Task details - Find every line in the records below that holds the word "texturizada", and copy each one.

** START OF Data shown **

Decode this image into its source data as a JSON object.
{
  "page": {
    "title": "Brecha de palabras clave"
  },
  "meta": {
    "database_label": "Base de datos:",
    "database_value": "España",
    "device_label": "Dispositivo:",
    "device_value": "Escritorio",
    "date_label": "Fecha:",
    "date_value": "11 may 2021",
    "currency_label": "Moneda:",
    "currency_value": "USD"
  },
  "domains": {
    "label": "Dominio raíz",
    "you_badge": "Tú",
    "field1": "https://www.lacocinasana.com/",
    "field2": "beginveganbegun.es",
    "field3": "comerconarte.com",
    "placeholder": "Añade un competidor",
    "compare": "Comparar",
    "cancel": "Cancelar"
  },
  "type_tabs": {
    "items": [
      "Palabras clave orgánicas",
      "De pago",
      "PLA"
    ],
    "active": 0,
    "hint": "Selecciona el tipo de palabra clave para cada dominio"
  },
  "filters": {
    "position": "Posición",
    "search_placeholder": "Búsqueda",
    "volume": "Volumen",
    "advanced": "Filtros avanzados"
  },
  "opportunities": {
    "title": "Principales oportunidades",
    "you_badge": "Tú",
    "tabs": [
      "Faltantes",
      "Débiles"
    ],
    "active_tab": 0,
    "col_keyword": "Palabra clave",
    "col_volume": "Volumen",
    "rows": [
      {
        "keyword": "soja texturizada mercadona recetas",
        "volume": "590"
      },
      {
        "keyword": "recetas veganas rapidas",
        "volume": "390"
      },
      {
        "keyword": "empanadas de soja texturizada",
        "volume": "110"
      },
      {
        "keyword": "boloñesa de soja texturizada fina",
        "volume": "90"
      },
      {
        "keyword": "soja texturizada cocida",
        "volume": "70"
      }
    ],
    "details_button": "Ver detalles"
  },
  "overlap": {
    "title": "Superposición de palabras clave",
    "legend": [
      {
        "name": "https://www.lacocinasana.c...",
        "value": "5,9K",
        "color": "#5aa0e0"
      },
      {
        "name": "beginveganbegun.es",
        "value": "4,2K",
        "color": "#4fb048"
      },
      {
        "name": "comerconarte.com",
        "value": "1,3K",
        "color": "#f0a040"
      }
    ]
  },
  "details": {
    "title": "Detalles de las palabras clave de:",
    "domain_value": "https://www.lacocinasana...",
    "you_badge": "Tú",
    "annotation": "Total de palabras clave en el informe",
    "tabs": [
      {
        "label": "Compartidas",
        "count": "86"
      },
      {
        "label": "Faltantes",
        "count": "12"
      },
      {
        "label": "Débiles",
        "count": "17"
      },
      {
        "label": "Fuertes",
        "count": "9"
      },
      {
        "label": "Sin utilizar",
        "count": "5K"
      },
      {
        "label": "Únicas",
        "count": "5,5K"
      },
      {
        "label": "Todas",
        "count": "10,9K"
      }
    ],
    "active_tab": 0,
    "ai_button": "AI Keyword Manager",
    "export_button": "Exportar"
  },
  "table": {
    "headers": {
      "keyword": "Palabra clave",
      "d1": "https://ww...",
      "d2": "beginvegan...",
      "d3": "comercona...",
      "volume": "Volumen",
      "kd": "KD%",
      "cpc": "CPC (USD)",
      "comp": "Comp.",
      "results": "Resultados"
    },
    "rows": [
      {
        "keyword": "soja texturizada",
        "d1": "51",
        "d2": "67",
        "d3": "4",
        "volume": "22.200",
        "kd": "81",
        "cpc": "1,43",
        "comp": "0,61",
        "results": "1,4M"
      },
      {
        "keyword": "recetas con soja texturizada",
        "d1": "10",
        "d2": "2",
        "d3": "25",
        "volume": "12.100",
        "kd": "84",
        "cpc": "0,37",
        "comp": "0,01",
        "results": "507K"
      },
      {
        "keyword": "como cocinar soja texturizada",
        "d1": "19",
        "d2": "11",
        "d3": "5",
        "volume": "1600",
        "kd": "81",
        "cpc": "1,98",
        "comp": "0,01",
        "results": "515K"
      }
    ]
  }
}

** END OF Data shown **

Solution to the problem -
        "keyword": "soja texturizada mercadona recetas",
        "keyword": "empanadas de soja texturizada",
        "keyword": "boloñesa de soja texturizada fina",
        "keyword": "soja texturizada cocida",
        "keyword": "soja texturizada",
        "keyword": "recetas con soja texturizada",
        "keyword": "como cocinar soja texturizada",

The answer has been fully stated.